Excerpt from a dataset
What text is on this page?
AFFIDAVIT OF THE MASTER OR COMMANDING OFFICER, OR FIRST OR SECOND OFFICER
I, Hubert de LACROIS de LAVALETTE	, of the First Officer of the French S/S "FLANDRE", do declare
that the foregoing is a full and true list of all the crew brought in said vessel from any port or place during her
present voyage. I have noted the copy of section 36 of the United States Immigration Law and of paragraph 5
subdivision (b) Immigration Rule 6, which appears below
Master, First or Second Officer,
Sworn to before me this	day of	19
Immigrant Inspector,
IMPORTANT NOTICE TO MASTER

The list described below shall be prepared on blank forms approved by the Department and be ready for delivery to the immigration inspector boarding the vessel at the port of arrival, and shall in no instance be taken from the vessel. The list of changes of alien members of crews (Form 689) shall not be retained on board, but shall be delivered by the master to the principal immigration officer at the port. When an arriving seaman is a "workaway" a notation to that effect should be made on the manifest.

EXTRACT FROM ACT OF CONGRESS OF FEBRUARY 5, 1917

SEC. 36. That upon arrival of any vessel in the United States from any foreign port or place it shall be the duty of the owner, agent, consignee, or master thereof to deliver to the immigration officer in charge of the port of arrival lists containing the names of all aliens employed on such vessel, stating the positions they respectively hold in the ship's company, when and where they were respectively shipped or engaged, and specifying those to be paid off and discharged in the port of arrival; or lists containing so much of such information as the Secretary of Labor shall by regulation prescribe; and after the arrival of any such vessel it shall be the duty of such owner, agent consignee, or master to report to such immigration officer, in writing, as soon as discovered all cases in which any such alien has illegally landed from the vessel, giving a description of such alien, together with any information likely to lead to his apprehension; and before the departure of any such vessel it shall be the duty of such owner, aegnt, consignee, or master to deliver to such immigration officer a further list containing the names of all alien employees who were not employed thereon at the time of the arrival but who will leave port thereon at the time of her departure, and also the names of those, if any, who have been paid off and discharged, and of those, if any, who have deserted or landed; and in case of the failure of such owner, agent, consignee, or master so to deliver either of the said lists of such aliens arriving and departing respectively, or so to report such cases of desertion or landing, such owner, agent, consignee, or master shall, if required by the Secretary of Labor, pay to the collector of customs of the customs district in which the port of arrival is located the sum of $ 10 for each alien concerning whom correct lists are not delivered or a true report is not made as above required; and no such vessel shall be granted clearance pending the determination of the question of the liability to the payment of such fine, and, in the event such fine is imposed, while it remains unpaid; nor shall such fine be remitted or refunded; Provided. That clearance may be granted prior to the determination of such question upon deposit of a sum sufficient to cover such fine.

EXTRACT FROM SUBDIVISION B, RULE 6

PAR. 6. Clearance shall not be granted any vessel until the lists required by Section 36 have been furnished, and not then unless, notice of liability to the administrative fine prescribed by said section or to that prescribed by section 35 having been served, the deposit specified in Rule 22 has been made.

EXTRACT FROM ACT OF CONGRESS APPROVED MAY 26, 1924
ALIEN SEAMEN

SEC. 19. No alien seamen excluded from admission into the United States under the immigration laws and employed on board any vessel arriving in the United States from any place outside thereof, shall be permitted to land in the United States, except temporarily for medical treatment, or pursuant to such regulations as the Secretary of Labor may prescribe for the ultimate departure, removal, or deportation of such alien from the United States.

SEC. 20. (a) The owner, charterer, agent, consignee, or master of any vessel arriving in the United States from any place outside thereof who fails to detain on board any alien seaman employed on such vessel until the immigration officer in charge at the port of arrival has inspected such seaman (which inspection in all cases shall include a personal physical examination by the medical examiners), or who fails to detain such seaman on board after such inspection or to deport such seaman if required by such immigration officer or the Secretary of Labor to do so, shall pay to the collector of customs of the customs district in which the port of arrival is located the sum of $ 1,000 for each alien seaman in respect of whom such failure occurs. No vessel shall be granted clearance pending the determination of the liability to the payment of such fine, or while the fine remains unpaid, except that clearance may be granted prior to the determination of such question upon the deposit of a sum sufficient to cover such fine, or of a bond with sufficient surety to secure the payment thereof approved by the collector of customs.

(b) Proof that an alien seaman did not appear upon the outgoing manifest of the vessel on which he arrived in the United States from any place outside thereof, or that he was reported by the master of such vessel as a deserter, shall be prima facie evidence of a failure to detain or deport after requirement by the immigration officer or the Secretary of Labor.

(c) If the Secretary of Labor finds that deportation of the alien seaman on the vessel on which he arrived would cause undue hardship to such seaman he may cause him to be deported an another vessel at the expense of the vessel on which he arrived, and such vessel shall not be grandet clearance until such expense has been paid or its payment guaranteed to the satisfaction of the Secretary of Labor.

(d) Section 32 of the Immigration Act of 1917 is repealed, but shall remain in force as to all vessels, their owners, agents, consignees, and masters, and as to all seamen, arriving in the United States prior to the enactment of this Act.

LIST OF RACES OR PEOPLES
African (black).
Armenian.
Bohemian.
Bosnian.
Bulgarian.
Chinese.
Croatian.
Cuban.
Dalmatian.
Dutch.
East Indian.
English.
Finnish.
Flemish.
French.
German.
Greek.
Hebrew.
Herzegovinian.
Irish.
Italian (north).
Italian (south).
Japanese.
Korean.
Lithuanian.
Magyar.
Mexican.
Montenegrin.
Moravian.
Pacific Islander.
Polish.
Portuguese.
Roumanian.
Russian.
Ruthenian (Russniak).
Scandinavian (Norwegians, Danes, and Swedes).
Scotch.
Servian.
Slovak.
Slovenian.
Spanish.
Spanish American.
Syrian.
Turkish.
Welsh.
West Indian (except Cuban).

What the exercise asks
All of the lines above must be returned exactly.

Task solution
What text is on this page?
AFFIDAVIT OF THE MASTER OR COMMANDING OFFICER, OR FIRST OR SECOND OFFICER
I, Hubert de LACROIS de LAVALETTE	, of the First Officer of the French S/S "FLANDRE", do declare
that the foregoing is a full and true list of all the crew brought in said vessel from any port or place during her
present voyage. I have noted the copy of section 36 of the United States Immigration Law and of paragraph 5
subdivision (b) Immigration Rule 6, which appears below
Master, First or Second Officer,
Sworn to before me this	day of	19
Immigrant Inspector,
IMPORTANT NOTICE TO MASTER

The list described below shall be prepared on blank forms approved by the Department and be ready for delivery to the immigration inspector boarding the vessel at the port of arrival, and shall in no instance be taken from the vessel. The list of changes of alien members of crews (Form 689) shall not be retained on board, but shall be delivered by the master to the principal immigration officer at the port. When an arriving seaman is a "workaway" a notation to that effect should be made on the manifest.

EXTRACT FROM ACT OF CONGRESS OF FEBRUARY 5, 1917

SEC. 36. That upon arrival of any vessel in the United States from any foreign port or place it shall be the duty of the owner, agent, consignee, or master thereof to deliver to the immigration officer in charge of the port of arrival lists containing the names of all aliens employed on such vessel, stating the positions they respectively hold in the ship's company, when and where they were respectively shipped or engaged, and specifying those to be paid off and discharged in the port of arrival; or lists containing so much of such information as the Secretary of Labor shall by regulation prescribe; and after the arrival of any such vessel it shall be the duty of such owner, agent consignee, or master to report to such immigration officer, in writing, as soon as discovered all cases in which any such alien has illegally landed from the vessel, giving a description of such alien, together with any information likely to lead to his apprehension; and before the departure of any such vessel it shall be the duty of such owner, aegnt, consignee, or master to deliver to such immigration officer a further list containing the names of all alien employees who were not employed thereon at the time of the arrival but who will leave port thereon at the time of her departure, and also the names of those, if any, who have been paid off and discharged, and of those, if any, who have deserted or landed; and in case of the failure of such owner, agent, consignee, or master so to deliver either of the said lists of such aliens arriving and departing respectively, or so to report such cases of desertion or landing, such owner, agent, consignee, or master shall, if required by the Secretary of Labor, pay to the collector of customs of the customs district in which the port of arrival is located the sum of $ 10 for each alien concerning whom correct lists are not delivered or a true report is not made as above required; and no such vessel shall be granted clearance pending the determination of the question of the liability to the payment of such fine, and, in the event such fine is imposed, while it remains unpaid; nor shall such fine be remitted or refunded; Provided. That clearance may be granted prior to the determination of such question upon deposit of a sum sufficient to cover such fine.

EXTRACT FROM SUBDIVISION B, RULE 6

PAR. 6. Clearance shall not be granted any vessel until the lists required by Section 36 have been furnished, and not then unless, notice of liability to the administrative fine prescribed by said section or to that prescribed by section 35 having been served, the deposit specified in Rule 22 has been made.

EXTRACT FROM ACT OF CONGRESS APPROVED MAY 26, 1924
ALIEN SEAMEN

SEC. 19. No alien seamen excluded from admission into the United States under the immigration laws and employed on board any vessel arriving in the United States from any place outside thereof, shall be permitted to land in the United States, except temporarily for medical treatment, or pursuant to such regulations as the Secretary of Labor may prescribe for the ultimate departure, removal, or deportation of such alien from the United States.

SEC. 20. (a) The owner, charterer, agent, consignee, or master of any vessel arriving in the United States from any place outside thereof who fails to detain on board any alien seaman employed on such vessel until the immigration officer in charge at the port of arrival has inspected such seaman (which inspection in all cases shall include a personal physical examination by the medical examiners), or who fails to detain such seaman on board after such inspection or to deport such seaman if required by such immigration officer or the Secretary of Labor to do so, shall pay to the collector of customs of the customs district in which the port of arrival is located the sum of $ 1,000 for each alien seaman in respect of whom such failure occurs. No vessel shall be granted clearance pending the determination of the liability to the payment of such fine, or while the fine remains unpaid, except that clearance may be granted prior to the determination of such question upon the deposit of a sum sufficient to cover such fine, or of a bond with sufficient surety to secure the payment thereof approved by the collector of customs.

(b) Proof that an alien seaman did not appear upon the outgoing manifest of the vessel on which he arrived in the United States from any place outside thereof, or that he was reported by the master of such vessel as a deserter, shall be prima facie evidence of a failure to detain or deport after requirement by the immigration officer or the Secretary of Labor.

(c) If the Secretary of Labor finds that deportation of the alien seaman on the vessel on which he arrived would cause undue hardship to such seaman he may cause him to be deported an another vessel at the expense of the vessel on which he arrived, and such vessel shall not be grandet clearance until such expense has been paid or its payment guaranteed to the satisfaction of the Secretary of Labor.

(d) Section 32 of the Immigration Act of 1917 is repealed, but shall remain in force as to all vessels, their owners, agents, consignees, and masters, and as to all seamen, arriving in the United States prior to the enactment of this Act.

LIST OF RACES OR PEOPLES
African (black).
Armenian.
Bohemian.
Bosnian.
Bulgarian.
Chinese.
Croatian.
Cuban.
Dalmatian.
Dutch.
East Indian.
English.
Finnish.
Flemish.
French.
German.
Greek.
Hebrew.
Herzegovinian.
Irish.
Italian (north).
Italian (south).
Japanese.
Korean.
Lithuanian.
Magyar.
Mexican.
Montenegrin.
Moravian.
Pacific Islander.
Polish.
Portuguese.
Roumanian.
Russian.
Ruthenian (Russniak).
Scandinavian (Norwegians, Danes, and Swedes).
Scotch.
Servian.
Slovak.
Slovenian.
Spanish.
Spanish American.
Syrian.
Turkish.
Welsh.
West Indian (except Cuban).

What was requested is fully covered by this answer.